◆ **Job**
Your task is to give the listing below back word for word, pictures excluded.

◆ **Data in this exercise**
════════

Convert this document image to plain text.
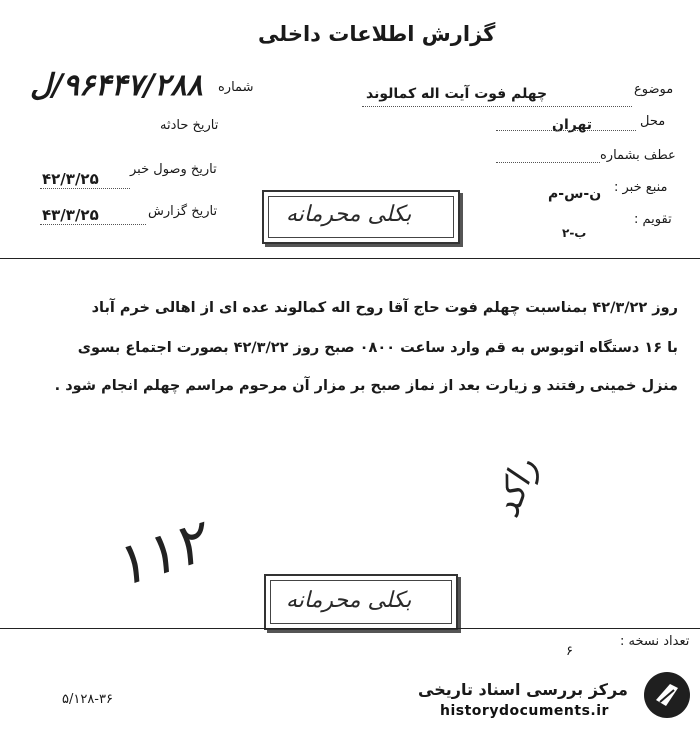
گزارش اطلاعات داخلی
شماره
۹۶۴۴۷/۲۸۸/ل
تاریخ حادثه
تاریخ وصول خبر
۴۲/۳/۲۵
تاریخ گزارش
۴۳/۳/۲۵
موضوع
چهلم فوت آیت اله کمالوند
محل
تهران
عطف بشماره
منبع خبر :
ن-س-م
تقویم :
ب-۲
بکلی محرمانه
روز ۴۲/۳/۲۲ بمناسبت چهلم فوت حاج آقا روح اله کمالوند عده ای از اهالی خرم آباد
با ۱۶ دستگاه اتوبوس به قم وارد ساعت ۰۸۰۰ صبح روز ۴۲/۳/۲۲ بصورت اجتماع بسوی
منزل خمینی رفتند و زیارت بعد از نماز صبح بر مزار آن مرحوم مراسم چهلم انجام شود .
۱۱۲
راکد
بکلی محرمانه
تعداد نسخه :
۶
۵/۱۲۸-۳۶
مرکز بررسی اسناد تاریخی
historydocuments.ir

════════

◆ **Response**
Convert this document image to plain text.
گزارش اطلاعات داخلی
شماره
۹۶۴۴۷/۲۸۸/ل
تاریخ حادثه
تاریخ وصول خبر
۴۲/۳/۲۵
تاریخ گزارش
۴۳/۳/۲۵
موضوع
چهلم فوت آیت اله کمالوند
محل
تهران
عطف بشماره
منبع خبر :
ن-س-م
تقویم :
ب-۲
بکلی محرمانه
روز ۴۲/۳/۲۲ بمناسبت چهلم فوت حاج آقا روح اله کمالوند عده ای از اهالی خرم آباد
با ۱۶ دستگاه اتوبوس به قم وارد ساعت ۰۸۰۰ صبح روز ۴۲/۳/۲۲ بصورت اجتماع بسوی
منزل خمینی رفتند و زیارت بعد از نماز صبح بر مزار آن مرحوم مراسم چهلم انجام شود .
۱۱۲
راکد
بکلی محرمانه
تعداد نسخه :
۶
۵/۱۲۸-۳۶
مرکز بررسی اسناد تاریخی
historydocuments.ir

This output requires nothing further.